Exercise task =>
Each of the entries should be retyped precisely as it appears.

Data to use =>
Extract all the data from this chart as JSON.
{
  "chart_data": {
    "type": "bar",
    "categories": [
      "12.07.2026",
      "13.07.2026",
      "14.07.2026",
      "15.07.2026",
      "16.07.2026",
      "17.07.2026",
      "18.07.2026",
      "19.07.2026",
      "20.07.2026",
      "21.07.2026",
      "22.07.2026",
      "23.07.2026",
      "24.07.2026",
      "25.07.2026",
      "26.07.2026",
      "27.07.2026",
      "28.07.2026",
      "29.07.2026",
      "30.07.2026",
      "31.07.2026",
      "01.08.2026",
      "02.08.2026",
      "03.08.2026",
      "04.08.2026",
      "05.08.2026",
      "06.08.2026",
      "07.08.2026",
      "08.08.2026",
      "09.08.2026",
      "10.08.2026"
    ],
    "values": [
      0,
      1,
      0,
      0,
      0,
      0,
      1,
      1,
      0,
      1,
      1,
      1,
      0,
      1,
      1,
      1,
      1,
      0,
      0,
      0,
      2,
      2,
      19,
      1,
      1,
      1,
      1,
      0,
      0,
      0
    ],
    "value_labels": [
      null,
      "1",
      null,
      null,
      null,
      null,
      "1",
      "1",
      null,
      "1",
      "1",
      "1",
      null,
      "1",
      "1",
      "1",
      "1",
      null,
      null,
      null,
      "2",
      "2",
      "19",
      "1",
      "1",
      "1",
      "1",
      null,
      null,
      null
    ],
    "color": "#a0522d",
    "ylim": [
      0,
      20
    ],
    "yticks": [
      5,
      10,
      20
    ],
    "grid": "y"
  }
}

Reply =>
Extract all the data from this chart as JSON.
{
  "chart_data": {
    "type": "bar",
    "categories": [
      "12.07.2026",
      "13.07.2026",
      "14.07.2026",
      "15.07.2026",
      "16.07.2026",
      "17.07.2026",
      "18.07.2026",
      "19.07.2026",
      "20.07.2026",
      "21.07.2026",
      "22.07.2026",
      "23.07.2026",
      "24.07.2026",
      "25.07.2026",
      "26.07.2026",
      "27.07.2026",
      "28.07.2026",
      "29.07.2026",
      "30.07.2026",
      "31.07.2026",
      "01.08.2026",
      "02.08.2026",
      "03.08.2026",
      "04.08.2026",
      "05.08.2026",
      "06.08.2026",
      "07.08.2026",
      "08.08.2026",
      "09.08.2026",
      "10.08.2026"
    ],
    "values": [
      0,
      1,
      0,
      0,
      0,
      0,
      1,
      1,
      0,
      1,
      1,
      1,
      0,
      1,
      1,
      1,
      1,
      0,
      0,
      0,
      2,
      2,
      19,
      1,
      1,
      1,
      1,
      0,
      0,
      0
    ],
    "value_labels": [
      null,
      "1",
      null,
      null,
      null,
      null,
      "1",
      "1",
      null,
      "1",
      "1",
      "1",
      null,
      "1",
      "1",
      "1",
      "1",
      null,
      null,
      null,
      "2",
      "2",
      "19",
      "1",
      "1",
      "1",
      "1",
      null,
      null,
      null
    ],
    "color": "#a0522d",
    "ylim": [
      0,
      20
    ],
    "yticks": [
      5,
      10,
      20
    ],
    "grid": "y"
  }
}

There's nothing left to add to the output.